Supplied information
--------

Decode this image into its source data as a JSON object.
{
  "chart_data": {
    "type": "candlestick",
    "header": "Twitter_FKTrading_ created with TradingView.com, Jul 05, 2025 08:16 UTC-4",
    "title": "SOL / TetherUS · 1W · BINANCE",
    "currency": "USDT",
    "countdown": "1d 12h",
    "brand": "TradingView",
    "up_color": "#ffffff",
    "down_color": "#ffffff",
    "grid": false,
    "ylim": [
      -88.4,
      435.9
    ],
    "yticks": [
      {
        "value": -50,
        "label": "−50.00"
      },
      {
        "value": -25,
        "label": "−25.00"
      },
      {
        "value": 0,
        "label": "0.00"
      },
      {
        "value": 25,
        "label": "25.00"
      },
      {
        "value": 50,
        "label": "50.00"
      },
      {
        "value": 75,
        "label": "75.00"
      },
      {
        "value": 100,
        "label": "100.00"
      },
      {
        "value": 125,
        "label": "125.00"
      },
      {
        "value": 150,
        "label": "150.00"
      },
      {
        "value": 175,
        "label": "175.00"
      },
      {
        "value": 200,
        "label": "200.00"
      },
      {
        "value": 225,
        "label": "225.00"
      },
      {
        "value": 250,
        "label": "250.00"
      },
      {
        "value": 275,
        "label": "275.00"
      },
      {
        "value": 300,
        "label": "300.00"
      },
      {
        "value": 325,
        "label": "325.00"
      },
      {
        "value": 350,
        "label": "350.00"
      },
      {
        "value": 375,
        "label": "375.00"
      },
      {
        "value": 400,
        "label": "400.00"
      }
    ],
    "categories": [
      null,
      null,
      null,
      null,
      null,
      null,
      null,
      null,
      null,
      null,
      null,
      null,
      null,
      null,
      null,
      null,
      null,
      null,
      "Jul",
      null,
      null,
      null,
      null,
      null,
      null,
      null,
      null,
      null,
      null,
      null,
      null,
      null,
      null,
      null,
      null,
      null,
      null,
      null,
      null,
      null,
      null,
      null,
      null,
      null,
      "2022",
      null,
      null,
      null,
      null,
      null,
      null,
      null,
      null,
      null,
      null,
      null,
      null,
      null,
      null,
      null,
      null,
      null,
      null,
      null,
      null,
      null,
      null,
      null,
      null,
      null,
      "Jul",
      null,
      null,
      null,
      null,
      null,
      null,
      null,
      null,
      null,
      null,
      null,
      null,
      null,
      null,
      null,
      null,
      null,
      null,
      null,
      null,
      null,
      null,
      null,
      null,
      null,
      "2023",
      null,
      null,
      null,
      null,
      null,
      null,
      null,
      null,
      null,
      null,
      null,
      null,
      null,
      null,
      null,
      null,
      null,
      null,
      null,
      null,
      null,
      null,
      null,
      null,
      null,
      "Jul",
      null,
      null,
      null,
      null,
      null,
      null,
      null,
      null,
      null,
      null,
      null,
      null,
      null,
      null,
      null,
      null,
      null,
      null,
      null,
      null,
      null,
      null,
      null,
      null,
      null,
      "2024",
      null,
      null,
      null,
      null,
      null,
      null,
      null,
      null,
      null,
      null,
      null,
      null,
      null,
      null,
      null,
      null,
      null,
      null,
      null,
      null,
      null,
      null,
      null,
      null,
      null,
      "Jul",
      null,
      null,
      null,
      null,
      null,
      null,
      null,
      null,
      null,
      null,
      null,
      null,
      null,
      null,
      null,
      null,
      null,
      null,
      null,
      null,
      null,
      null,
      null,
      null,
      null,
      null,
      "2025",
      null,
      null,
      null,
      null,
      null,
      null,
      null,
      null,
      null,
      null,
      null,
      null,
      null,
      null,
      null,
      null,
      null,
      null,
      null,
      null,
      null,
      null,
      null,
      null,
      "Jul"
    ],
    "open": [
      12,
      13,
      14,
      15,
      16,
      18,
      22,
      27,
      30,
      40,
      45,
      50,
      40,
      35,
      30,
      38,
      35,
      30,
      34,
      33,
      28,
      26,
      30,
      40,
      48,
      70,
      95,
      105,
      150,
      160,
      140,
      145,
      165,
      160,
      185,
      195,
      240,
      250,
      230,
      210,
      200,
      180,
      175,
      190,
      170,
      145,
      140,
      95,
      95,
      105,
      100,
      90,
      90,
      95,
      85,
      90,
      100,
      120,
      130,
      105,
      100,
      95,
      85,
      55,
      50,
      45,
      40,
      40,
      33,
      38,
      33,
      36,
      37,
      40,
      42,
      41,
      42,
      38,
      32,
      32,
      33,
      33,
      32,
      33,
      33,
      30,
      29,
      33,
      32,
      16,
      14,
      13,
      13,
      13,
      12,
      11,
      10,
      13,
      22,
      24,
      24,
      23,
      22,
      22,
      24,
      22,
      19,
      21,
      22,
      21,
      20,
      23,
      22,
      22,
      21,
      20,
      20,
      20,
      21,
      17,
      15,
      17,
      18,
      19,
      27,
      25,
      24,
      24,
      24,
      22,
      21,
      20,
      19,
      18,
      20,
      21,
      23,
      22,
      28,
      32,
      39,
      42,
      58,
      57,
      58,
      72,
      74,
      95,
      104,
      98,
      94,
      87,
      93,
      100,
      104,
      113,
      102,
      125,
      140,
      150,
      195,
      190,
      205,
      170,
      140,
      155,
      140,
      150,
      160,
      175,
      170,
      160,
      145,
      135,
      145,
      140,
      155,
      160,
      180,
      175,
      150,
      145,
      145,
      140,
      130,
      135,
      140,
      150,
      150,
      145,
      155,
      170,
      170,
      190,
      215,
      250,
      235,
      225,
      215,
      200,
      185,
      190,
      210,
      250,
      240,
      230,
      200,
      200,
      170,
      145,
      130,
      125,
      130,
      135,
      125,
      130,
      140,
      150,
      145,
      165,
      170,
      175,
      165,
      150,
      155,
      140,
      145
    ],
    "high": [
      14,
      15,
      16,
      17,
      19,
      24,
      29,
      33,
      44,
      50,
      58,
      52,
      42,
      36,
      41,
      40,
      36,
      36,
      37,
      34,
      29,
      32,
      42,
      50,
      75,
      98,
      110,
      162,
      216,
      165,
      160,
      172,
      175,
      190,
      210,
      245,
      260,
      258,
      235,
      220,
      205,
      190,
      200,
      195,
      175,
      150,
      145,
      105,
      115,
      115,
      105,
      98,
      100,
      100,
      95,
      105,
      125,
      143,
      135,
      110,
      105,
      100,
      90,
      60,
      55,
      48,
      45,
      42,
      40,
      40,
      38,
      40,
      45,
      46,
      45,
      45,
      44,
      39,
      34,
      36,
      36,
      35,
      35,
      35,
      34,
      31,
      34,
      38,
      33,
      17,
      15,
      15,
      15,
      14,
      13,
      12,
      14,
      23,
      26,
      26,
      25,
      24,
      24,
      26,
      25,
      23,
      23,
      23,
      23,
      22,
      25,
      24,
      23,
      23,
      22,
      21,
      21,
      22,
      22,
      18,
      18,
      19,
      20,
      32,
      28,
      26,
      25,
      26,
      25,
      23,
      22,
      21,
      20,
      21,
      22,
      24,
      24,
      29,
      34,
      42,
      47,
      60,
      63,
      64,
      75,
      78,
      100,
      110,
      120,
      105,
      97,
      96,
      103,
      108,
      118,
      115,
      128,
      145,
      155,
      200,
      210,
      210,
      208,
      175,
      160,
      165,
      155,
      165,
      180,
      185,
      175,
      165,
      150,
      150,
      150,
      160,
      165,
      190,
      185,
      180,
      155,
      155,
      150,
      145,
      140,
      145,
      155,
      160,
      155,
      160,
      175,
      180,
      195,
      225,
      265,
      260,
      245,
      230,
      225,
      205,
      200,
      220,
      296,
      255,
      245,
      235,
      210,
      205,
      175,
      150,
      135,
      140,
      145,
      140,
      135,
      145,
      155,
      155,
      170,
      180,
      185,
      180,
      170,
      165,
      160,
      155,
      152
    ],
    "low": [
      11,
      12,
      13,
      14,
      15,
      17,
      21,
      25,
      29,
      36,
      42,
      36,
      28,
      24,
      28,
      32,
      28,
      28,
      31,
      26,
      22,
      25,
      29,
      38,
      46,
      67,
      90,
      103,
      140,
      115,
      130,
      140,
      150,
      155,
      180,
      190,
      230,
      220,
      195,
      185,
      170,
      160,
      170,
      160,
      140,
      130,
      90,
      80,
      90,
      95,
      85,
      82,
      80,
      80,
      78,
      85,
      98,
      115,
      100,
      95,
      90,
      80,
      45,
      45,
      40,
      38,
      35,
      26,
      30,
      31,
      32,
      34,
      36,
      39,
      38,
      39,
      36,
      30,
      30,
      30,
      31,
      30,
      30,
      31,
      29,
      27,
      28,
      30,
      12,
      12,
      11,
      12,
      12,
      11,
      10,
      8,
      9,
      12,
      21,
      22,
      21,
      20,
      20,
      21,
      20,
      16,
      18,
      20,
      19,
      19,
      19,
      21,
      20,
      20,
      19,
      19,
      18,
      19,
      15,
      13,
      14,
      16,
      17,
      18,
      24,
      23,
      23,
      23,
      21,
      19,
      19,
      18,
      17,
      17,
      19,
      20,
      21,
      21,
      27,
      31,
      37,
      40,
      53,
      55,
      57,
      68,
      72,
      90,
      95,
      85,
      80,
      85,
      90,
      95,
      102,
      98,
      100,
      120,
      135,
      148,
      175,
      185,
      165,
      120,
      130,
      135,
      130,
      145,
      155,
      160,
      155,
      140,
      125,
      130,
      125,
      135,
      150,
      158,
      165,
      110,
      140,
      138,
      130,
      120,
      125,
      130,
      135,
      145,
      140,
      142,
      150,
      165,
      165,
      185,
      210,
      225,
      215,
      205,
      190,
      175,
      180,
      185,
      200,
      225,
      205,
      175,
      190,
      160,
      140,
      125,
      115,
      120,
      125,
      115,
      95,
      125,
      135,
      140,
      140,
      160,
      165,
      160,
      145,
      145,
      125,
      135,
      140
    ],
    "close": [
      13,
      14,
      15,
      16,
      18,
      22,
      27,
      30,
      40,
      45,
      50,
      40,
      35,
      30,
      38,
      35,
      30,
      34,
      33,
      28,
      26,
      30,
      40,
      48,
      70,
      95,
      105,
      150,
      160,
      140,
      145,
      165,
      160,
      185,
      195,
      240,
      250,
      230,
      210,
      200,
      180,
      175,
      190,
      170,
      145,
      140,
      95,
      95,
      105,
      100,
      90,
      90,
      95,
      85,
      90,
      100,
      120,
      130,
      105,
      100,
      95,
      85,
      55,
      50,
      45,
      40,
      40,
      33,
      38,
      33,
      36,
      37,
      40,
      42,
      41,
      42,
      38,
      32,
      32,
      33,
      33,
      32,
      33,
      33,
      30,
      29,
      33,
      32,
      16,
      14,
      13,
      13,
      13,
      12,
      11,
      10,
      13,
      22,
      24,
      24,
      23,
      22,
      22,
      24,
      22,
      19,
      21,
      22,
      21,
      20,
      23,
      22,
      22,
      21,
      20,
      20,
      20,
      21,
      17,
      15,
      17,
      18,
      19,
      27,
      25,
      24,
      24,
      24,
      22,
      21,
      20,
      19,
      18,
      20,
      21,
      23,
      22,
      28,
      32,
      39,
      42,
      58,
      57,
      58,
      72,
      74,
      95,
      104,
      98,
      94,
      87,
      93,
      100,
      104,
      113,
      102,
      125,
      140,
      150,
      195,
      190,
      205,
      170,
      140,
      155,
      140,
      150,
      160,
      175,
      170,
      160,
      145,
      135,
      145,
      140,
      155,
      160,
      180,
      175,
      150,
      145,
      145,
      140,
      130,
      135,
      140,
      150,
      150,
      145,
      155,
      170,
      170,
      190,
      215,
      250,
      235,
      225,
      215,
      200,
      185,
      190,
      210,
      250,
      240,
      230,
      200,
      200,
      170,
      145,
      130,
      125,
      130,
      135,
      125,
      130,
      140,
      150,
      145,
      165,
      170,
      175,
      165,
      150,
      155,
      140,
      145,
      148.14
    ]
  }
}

--------

Aim
Among the lines of the listing, how many hold the string "TradingView"? Respond with only the number.

Correct response
2